> Enunciado
Diga se cada afirmação concorda com o texto sobre a prescrição, respondendo sim ou não e citando fielmente as palavras do texto que decidem. 1. No direito romano pré-clássico, havia prazos fixados para o exercício das legis actiones. 2. Teodósio II instituiu prazos gerais de prescrição por uma lei do ano 424. 3. A prescrição podia consumar-se ipso jure, pelo simples decurso de tempo.

> Texto do documento
□ □ □ □ □

O art. 3º da Lei 11.280 não pode ser ignorado ou visto fora de seu contexto, como se contivesse apenas mais uma norma de atualização do processo civil. Reclama, assim, posicionamentos claros por parte dos juristas, haja vista representar uma mudança de porte no seio da teoria geral do direito civil, com importantes reflexos práticos, razão pela qual se nos afigura oportuno o presente estudo.


2.Noções básicas sobre a prescrição

A prescrição, como é de conhecimento corrente, tem suas raízes solidamente fincadas em construção doutrinária lentamente amadurecida, que remonta ao direito romano.

No direito romano pré-clássico, inexistiam prazos fixados para o exercício das legis actiones. As mesmas eram perpétuas, não sofriam modificações por decurso de tempo. [06]

A transição para a fase do direito clássico revela ainda a ausência de limitação temporal da actio como regra geral; entretanto, algumas ações, como as ações pretórias de multas e as ações edilícias passaram a ser vinculadas a prazos, após os quais, se não exercidas, caducariam. [07]

Já no direito pós-clássico, o imperador Teodósio II, por uma lei datada do ano 424, veio instituir prazos gerais de prescrição. [08]

Tinha-se a prescrição, então, como uma exceção que cabia ao devedor demandado por dívida cujo prazo para cobrança já havia se esgotado – invocada a praescriptio, extinguia-se a ação. [09]

É importante observar que desde a consolidação do instituto no direito romano já tinha vigência o princípio segundo o qual a prescrição funciona como uma exceção, ou seja, tem de ser alegada por aquele a quem aproveita, não podendo consumar-se ipso jure, pelo simples decurso de tempo. [10]

Foi esta teoria romana da prescrição, aqui exposta em apertadíssima síntese, que forneceu as bases para a estruturação da mesma no direito moderno.

□ □ □ □ □

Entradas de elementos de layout
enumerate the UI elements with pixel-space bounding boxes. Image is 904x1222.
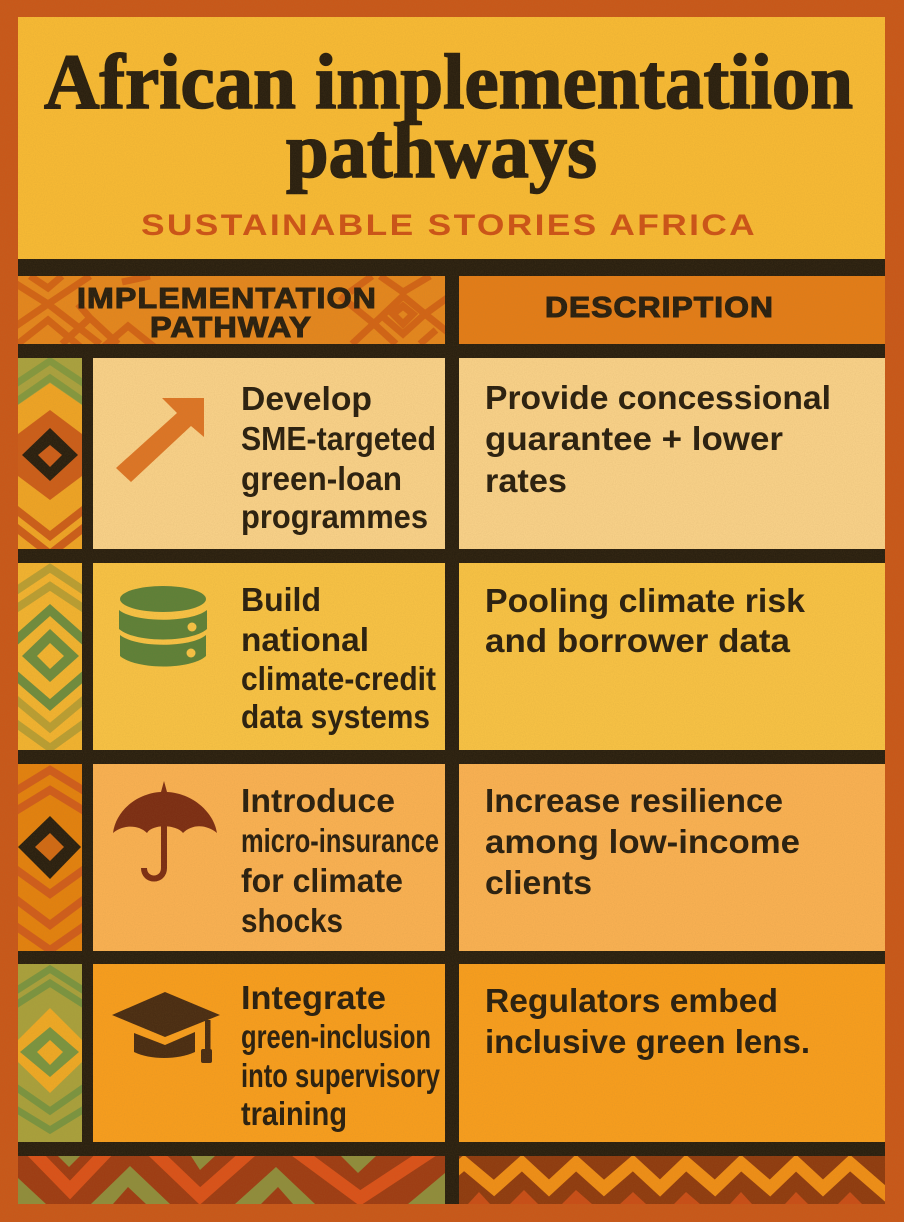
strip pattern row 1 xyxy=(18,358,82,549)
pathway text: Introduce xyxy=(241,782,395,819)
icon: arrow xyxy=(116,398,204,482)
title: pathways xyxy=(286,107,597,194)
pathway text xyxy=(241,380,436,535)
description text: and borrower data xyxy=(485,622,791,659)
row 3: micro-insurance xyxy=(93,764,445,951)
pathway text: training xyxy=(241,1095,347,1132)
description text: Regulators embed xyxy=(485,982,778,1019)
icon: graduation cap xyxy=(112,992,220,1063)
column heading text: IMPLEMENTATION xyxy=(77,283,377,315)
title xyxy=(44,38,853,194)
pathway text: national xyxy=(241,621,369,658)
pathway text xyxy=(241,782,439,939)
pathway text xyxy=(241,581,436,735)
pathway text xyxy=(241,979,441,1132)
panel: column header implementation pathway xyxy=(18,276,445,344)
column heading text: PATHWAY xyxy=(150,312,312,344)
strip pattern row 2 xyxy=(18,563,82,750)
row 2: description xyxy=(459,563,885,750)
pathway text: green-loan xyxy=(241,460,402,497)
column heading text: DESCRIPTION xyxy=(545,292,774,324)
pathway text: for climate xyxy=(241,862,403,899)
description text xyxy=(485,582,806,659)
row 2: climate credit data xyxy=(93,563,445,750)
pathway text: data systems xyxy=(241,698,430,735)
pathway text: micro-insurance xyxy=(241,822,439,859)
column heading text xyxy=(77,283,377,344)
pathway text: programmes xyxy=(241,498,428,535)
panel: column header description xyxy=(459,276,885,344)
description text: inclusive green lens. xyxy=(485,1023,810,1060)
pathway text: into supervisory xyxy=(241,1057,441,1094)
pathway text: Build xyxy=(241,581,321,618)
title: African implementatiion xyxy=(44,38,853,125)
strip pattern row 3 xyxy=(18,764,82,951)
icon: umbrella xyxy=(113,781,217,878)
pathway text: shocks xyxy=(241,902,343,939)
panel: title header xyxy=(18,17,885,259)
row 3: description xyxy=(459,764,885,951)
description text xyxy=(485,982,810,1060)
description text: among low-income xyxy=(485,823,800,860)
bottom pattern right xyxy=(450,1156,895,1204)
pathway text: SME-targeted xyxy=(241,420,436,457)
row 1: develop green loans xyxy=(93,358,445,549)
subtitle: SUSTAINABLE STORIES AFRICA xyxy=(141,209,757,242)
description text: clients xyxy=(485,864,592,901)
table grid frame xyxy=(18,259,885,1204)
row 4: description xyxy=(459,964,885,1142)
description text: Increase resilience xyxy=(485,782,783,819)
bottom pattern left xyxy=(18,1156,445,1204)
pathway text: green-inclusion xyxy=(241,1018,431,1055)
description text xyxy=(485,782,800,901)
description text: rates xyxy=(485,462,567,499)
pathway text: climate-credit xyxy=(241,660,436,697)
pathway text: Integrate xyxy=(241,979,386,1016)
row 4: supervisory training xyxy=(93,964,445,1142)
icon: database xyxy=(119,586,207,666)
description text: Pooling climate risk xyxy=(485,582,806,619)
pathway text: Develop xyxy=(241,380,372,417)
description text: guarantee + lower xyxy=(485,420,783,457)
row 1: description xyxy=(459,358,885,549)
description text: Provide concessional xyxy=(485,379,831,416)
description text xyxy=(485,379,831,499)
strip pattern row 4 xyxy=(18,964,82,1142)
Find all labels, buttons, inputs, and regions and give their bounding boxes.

□ □ □ □ □

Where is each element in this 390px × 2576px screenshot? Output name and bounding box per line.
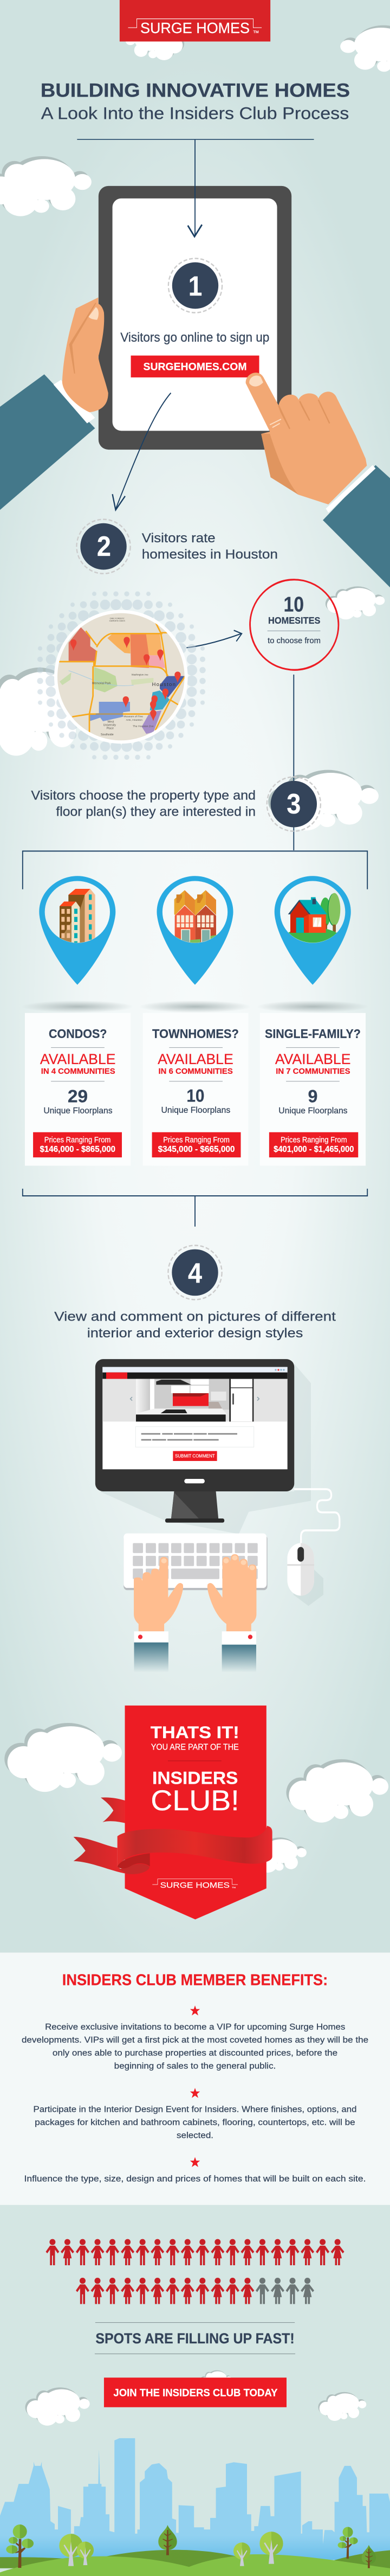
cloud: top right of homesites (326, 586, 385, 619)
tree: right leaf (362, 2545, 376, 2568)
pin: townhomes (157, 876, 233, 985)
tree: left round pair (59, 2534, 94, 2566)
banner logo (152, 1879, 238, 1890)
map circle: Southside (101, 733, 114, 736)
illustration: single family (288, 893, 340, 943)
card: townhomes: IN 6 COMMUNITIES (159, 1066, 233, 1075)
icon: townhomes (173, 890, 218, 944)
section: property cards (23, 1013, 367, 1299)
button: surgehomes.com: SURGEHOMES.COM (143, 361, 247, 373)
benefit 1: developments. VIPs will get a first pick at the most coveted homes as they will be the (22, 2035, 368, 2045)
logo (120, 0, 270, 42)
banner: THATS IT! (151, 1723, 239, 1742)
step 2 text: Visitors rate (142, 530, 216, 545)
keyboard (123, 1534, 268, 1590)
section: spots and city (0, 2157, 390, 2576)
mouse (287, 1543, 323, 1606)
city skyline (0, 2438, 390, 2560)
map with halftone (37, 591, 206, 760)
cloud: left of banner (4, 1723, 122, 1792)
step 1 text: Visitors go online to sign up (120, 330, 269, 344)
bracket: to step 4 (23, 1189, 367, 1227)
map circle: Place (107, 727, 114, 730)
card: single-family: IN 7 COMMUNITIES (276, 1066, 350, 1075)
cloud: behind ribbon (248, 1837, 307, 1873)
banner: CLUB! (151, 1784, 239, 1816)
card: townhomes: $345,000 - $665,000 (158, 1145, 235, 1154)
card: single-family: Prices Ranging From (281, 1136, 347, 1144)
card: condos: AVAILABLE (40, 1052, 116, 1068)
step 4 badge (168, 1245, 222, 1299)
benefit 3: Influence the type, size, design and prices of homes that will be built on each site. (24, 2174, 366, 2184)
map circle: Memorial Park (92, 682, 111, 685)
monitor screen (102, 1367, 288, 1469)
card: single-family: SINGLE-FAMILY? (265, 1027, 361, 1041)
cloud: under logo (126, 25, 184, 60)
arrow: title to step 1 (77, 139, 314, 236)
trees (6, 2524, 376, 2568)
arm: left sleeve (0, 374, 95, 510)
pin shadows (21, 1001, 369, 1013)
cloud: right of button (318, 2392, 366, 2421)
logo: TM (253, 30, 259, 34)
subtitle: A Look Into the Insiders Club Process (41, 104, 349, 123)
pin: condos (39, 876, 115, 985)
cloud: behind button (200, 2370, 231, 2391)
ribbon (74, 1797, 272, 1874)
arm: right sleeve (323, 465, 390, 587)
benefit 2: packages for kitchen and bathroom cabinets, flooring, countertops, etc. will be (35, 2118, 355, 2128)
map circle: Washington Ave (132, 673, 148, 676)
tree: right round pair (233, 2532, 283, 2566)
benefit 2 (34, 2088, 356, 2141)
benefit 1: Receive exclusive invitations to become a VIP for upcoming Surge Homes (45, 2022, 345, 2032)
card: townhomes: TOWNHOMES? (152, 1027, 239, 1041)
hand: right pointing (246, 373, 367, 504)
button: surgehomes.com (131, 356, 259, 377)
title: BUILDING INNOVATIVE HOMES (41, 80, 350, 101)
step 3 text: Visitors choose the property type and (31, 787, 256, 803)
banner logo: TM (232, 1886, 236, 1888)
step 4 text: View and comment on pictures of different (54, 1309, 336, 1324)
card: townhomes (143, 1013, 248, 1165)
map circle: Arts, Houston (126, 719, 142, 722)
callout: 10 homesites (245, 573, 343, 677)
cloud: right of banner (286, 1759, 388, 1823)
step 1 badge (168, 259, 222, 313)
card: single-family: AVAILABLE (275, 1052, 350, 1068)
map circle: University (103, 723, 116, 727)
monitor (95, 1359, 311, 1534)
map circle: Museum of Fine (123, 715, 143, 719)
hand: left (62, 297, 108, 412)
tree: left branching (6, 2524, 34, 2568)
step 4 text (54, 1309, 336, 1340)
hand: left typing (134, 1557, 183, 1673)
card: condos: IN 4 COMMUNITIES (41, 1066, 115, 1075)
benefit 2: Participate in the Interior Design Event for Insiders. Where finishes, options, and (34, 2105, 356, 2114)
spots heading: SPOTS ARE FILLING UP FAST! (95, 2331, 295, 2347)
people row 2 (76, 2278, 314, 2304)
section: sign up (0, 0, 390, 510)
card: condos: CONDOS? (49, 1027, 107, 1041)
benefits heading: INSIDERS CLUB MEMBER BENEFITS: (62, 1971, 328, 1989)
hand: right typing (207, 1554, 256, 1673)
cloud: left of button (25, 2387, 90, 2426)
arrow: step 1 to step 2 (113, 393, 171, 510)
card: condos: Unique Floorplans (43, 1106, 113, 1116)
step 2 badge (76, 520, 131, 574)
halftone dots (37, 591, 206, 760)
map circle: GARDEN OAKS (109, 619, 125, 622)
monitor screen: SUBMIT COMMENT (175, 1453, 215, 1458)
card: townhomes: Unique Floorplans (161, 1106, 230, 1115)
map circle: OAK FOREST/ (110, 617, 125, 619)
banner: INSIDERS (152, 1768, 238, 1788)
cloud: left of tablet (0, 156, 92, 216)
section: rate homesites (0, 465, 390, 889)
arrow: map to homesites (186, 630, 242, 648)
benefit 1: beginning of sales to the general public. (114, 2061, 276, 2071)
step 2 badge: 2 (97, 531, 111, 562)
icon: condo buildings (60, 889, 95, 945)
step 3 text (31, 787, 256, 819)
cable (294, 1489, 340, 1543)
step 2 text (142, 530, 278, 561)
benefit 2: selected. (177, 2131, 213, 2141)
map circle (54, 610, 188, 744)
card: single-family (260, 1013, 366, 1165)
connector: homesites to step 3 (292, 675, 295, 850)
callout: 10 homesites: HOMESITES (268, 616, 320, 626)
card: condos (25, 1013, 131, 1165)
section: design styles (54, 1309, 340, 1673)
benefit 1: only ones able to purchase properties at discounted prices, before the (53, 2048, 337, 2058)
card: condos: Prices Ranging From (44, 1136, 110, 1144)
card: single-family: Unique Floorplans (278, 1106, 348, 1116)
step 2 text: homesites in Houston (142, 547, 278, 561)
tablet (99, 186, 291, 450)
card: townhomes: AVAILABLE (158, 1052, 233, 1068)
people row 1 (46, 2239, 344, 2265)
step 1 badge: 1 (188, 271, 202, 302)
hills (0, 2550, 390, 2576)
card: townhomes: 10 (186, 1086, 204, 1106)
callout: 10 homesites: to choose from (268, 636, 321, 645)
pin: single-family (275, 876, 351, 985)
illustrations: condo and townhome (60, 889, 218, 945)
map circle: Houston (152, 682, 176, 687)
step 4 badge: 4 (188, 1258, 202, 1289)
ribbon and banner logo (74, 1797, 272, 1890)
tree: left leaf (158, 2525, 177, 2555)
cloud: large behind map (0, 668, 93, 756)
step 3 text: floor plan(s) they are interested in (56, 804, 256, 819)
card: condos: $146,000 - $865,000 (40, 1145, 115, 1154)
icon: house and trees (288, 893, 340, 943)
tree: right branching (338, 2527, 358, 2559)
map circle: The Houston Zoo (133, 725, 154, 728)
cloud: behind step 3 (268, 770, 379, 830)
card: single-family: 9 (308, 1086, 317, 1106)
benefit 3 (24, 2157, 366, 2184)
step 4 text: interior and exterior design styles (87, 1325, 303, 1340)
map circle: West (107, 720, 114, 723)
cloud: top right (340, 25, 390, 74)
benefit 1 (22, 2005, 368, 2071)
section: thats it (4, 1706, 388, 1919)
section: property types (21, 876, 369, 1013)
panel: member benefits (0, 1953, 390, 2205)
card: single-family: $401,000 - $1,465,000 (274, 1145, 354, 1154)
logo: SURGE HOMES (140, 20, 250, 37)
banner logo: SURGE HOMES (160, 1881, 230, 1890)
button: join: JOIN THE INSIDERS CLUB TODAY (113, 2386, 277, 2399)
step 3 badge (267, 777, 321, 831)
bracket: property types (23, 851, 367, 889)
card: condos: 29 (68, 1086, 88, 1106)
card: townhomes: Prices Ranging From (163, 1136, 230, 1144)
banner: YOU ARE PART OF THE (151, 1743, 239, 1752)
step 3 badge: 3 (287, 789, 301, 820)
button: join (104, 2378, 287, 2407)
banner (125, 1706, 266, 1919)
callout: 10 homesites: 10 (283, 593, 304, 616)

□ □ □ □ □

> Resolução
1. Não: "inexistiam prazos fixados para o exercício das legis actiones"
2. Sim: "o imperador Teodósio II, por uma lei datada do ano 424, veio instituir prazos gerais de prescrição"
3. Não: "não podendo consumar-se ipso jure, pelo simples decurso de tempo"